Written instruction: Search the material for the string "Size", then report how many lines hold it, with no other text.
◆ ◆ ◆ ◆ ◆ ◆ ◆
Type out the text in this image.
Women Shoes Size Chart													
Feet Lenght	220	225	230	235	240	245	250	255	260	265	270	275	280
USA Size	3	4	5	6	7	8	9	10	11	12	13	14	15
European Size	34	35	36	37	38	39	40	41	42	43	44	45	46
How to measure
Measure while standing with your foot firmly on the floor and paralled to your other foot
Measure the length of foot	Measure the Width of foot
◆ ◆ ◆ ◆ ◆ ◆ ◆
Answer to the problem: 3